Element box annotations
·····

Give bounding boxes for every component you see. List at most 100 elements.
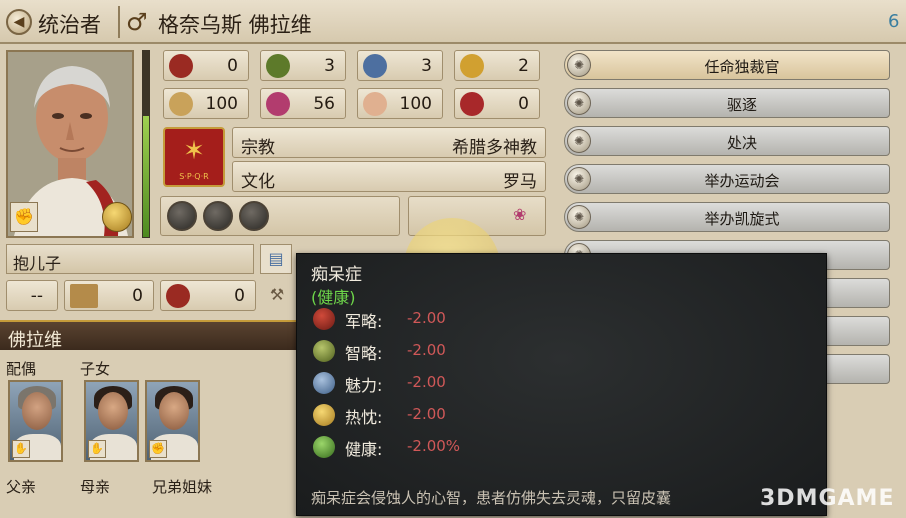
stat-corruption[interactable]: 0 xyxy=(454,88,540,119)
ruler-tab-label[interactable]: 统治者 xyxy=(38,9,101,39)
spqr-emblem: ✶ S·P·Q·R xyxy=(163,127,225,187)
eagle-icon: ✶ xyxy=(183,136,205,166)
modifier-name: 健康: xyxy=(345,440,383,459)
counter-value: 0 xyxy=(234,286,245,306)
stat-value: 3 xyxy=(324,56,335,76)
tooltip-subtitle: (健康) xyxy=(311,288,356,307)
execute-button[interactable]: ✺ 处决 xyxy=(564,126,890,156)
action-label: 举办运动会 xyxy=(704,172,780,190)
spectacles-trait-icon[interactable] xyxy=(167,201,197,231)
modifier-name: 军略: xyxy=(345,312,383,331)
male-gender-icon: ♂ xyxy=(126,8,148,36)
character-name: 格奈乌斯 佛拉维 xyxy=(158,13,312,37)
exile-button[interactable]: ✺ 驱逐 xyxy=(564,88,890,118)
children-label: 子女 xyxy=(80,360,111,378)
counter-aqueduct[interactable]: 0 xyxy=(64,280,154,311)
counter-value: 0 xyxy=(132,286,143,306)
action-label: 任命独裁官 xyxy=(704,58,780,76)
bust-trait-icon[interactable] xyxy=(203,201,233,231)
counter-chariot[interactable]: 0 xyxy=(160,280,256,311)
modifier-value: -2.00 xyxy=(407,373,446,391)
religion-value: 希腊多神教 xyxy=(452,138,537,158)
spouse-portrait[interactable]: ✋ xyxy=(8,380,63,462)
child-portrait[interactable]: ✊ xyxy=(145,380,200,462)
action-icon: ✺ xyxy=(567,205,591,229)
sun-icon xyxy=(313,404,335,426)
culture-value: 罗马 xyxy=(503,172,537,192)
back-button[interactable]: ◀ xyxy=(6,9,32,35)
stat-value: 3 xyxy=(421,56,432,76)
laurel-icon xyxy=(266,54,290,78)
hold-triumph-button[interactable]: ✺ 举办凯旋式 xyxy=(564,202,890,232)
modifier-value: -2.00 xyxy=(407,405,446,423)
helmet-icon xyxy=(169,54,193,78)
modifier-name: 热忱: xyxy=(345,408,383,427)
stat-value: 2 xyxy=(518,56,529,76)
child-portrait[interactable]: ✋ xyxy=(84,380,139,462)
gesture-badge-icon: ✊ xyxy=(149,440,167,458)
stat-cunning[interactable]: 3 xyxy=(260,50,346,81)
stat-value: 56 xyxy=(313,94,335,114)
stat-popularity[interactable]: 56 xyxy=(260,88,346,119)
hand-icon xyxy=(363,92,387,116)
action-icon: ✺ xyxy=(567,167,591,191)
laurel-icon xyxy=(313,340,335,362)
hand-badge-icon: ✋ xyxy=(12,440,30,458)
dagger-icon xyxy=(460,92,484,116)
book-button[interactable]: ▤ xyxy=(260,244,292,274)
action-label: 举办凯旋式 xyxy=(704,210,780,228)
religion-label: 宗教 xyxy=(241,138,275,158)
stat-military[interactable]: 0 xyxy=(163,50,249,81)
sponge-trait-icon[interactable] xyxy=(239,201,269,231)
loyalty-bar-fill xyxy=(143,116,149,237)
gold-coin-icon xyxy=(102,202,132,232)
helmet-icon xyxy=(313,308,335,330)
scroll-icon xyxy=(363,54,387,78)
culture-label: 文化 xyxy=(241,172,275,192)
counter-empty: -- xyxy=(6,280,58,311)
stat-value: 100 xyxy=(205,94,238,114)
hand-badge-icon: ✋ xyxy=(88,440,106,458)
flower-icon[interactable]: ❀ xyxy=(513,205,526,224)
action-label: 驱逐 xyxy=(726,96,757,114)
religion-row[interactable]: 宗教 希腊多神教 xyxy=(232,127,546,158)
aqueduct-icon xyxy=(70,284,98,308)
appoint-dictator-button[interactable]: ✺ 任命独裁官 xyxy=(564,50,890,80)
action-label: 处决 xyxy=(726,134,757,152)
stat-value: 100 xyxy=(399,94,432,114)
gesture-icon: ✊ xyxy=(14,207,34,226)
laurel-heart-icon xyxy=(313,436,335,458)
emblem-text: S·P·Q·R xyxy=(179,172,209,181)
counter-value: -- xyxy=(30,286,43,306)
modifier-value: -2.00 xyxy=(407,309,446,327)
modifier-name: 智略: xyxy=(345,344,383,363)
modifier-name: 魅力: xyxy=(345,376,383,395)
sun-icon xyxy=(460,54,484,78)
family-section-header: 佛拉维 xyxy=(0,320,310,351)
father-label: 父亲 xyxy=(6,478,37,496)
adopt-son-field[interactable]: 抱儿子 xyxy=(6,244,254,274)
hammer-icon[interactable]: ⚒ xyxy=(262,282,292,310)
hold-games-button[interactable]: ✺ 举办运动会 xyxy=(564,164,890,194)
modifier-value: -2.00% xyxy=(407,437,461,455)
chariot-icon xyxy=(166,284,190,308)
siblings-label: 兄弟姐妹 xyxy=(152,478,213,496)
culture-row[interactable]: 文化 罗马 xyxy=(232,161,546,192)
stat-loyalty[interactable]: 100 xyxy=(163,88,249,119)
adopt-son-label: 抱儿子 xyxy=(13,254,62,273)
stat-value: 0 xyxy=(518,94,529,114)
tooltip-title: 痴呆症 xyxy=(311,265,362,285)
stat-fertility[interactable]: 100 xyxy=(357,88,443,119)
trait-tooltip: 痴呆症 (健康) 军略: -2.00 智略: -2.00 魅力: -2.00 热… xyxy=(296,253,827,516)
horseshoe-icon xyxy=(169,92,193,116)
tooltip-description: 痴呆症会侵蚀人的心智，患者仿佛失去灵魂，只留皮囊 xyxy=(311,489,672,507)
trait-badge[interactable]: ✊ xyxy=(10,202,38,232)
modifier-value: -2.00 xyxy=(407,341,446,359)
mother-label: 母亲 xyxy=(80,478,111,496)
header-divider xyxy=(118,6,120,38)
traits-row xyxy=(160,196,400,236)
action-icon: ✺ xyxy=(567,91,591,115)
character-portrait[interactable]: ✊ xyxy=(6,50,134,238)
stat-zeal[interactable]: 2 xyxy=(454,50,540,81)
stat-charisma[interactable]: 3 xyxy=(357,50,443,81)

·····

→ **TASK TO CARRY OUT**
Repeat the records from the line with "stat-corruption[interactable]: 0 xyxy=(454,88,540,119)" to the line with "tooltip-subtitle: (健康) xyxy=(311,288,356,307)", both included, without any change.

→ **SOLVED EXERCISE**
stat-corruption[interactable]: 0 xyxy=(454,88,540,119)
ruler-tab-label[interactable]: 统治者 xyxy=(38,9,101,39)
spqr-emblem: ✶ S·P·Q·R xyxy=(163,127,225,187)
eagle-icon: ✶ xyxy=(183,136,205,166)
modifier-name: 健康: xyxy=(345,440,383,459)
counter-value: 0 xyxy=(234,286,245,306)
stat-value: 3 xyxy=(324,56,335,76)
tooltip-subtitle: (健康) xyxy=(311,288,356,307)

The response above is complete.